Data rows:
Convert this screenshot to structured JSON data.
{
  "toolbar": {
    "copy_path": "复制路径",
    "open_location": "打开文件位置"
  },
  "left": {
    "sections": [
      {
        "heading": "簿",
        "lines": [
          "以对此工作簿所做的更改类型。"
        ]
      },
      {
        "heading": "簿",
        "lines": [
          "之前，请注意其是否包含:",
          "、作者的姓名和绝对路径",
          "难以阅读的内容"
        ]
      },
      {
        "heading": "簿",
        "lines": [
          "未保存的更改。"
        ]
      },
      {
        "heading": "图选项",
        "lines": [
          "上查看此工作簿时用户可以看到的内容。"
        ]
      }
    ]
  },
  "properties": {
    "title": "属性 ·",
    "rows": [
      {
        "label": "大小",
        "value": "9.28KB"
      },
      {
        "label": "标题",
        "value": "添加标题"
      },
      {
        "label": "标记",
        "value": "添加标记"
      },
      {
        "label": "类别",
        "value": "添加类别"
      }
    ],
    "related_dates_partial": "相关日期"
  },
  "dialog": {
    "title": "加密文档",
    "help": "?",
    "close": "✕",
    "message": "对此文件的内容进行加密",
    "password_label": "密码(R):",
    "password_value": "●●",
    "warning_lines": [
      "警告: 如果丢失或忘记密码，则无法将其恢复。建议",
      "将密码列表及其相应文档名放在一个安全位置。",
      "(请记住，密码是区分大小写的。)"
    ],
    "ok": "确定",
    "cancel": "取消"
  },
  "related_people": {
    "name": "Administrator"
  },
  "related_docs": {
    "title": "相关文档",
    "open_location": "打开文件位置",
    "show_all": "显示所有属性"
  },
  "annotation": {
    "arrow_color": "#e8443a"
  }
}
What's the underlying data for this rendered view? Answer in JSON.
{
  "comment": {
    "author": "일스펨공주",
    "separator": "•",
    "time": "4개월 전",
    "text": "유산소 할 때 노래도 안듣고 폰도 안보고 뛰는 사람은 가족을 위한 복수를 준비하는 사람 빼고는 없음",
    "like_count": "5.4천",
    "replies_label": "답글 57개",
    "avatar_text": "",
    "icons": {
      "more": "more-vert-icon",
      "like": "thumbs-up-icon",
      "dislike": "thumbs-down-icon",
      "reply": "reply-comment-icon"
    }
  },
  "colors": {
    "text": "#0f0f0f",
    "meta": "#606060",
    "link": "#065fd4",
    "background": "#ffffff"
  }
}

Stated exercise: Write all of the records out again exactly.

Result below:
Convert this screenshot to structured JSON data.
{
  "toolbar": {
    "copy_path": "复制路径",
    "open_location": "打开文件位置"
  },
  "left": {
    "sections": [
      {
        "heading": "簿",
        "lines": [
          "以对此工作簿所做的更改类型。"
        ]
      },
      {
        "heading": "簿",
        "lines": [
          "之前，请注意其是否包含:",
          "、作者的姓名和绝对路径",
          "难以阅读的内容"
        ]
      },
      {
        "heading": "簿",
        "lines": [
          "未保存的更改。"
        ]
      },
      {
        "heading": "图选项",
        "lines": [
          "上查看此工作簿时用户可以看到的内容。"
        ]
      }
    ]
  },
  "properties": {
    "title": "属性 ·",
    "rows": [
      {
        "label": "大小",
        "value": "9.28KB"
      },
      {
        "label": "标题",
        "value": "添加标题"
      },
      {
        "label": "标记",
        "value": "添加标记"
      },
      {
        "label": "类别",
        "value": "添加类别"
      }
    ],
    "related_dates_partial": "相关日期"
  },
  "dialog": {
    "title": "加密文档",
    "help": "?",
    "close": "✕",
    "message": "对此文件的内容进行加密",
    "password_label": "密码(R):",
    "password_value": "●●",
    "warning_lines": [
      "警告: 如果丢失或忘记密码，则无法将其恢复。建议",
      "将密码列表及其相应文档名放在一个安全位置。",
      "(请记住，密码是区分大小写的。)"
    ],
    "ok": "确定",
    "cancel": "取消"
  },
  "related_people": {
    "name": "Administrator"
  },
  "related_docs": {
    "title": "相关文档",
    "open_location": "打开文件位置",
    "show_all": "显示所有属性"
  },
  "annotation": {
    "arrow_color": "#e8443a"
  }
}
What's the underlying data for this rendered view? Answer in JSON.
{
  "comment": {
    "author": "일스펨공주",
    "separator": "•",
    "time": "4개월 전",
    "text": "유산소 할 때 노래도 안듣고 폰도 안보고 뛰는 사람은 가족을 위한 복수를 준비하는 사람 빼고는 없음",
    "like_count": "5.4천",
    "replies_label": "답글 57개",
    "avatar_text": "",
    "icons": {
      "more": "more-vert-icon",
      "like": "thumbs-up-icon",
      "dislike": "thumbs-down-icon",
      "reply": "reply-comment-icon"
    }
  },
  "colors": {
    "text": "#0f0f0f",
    "meta": "#606060",
    "link": "#065fd4",
    "background": "#ffffff"
  }
}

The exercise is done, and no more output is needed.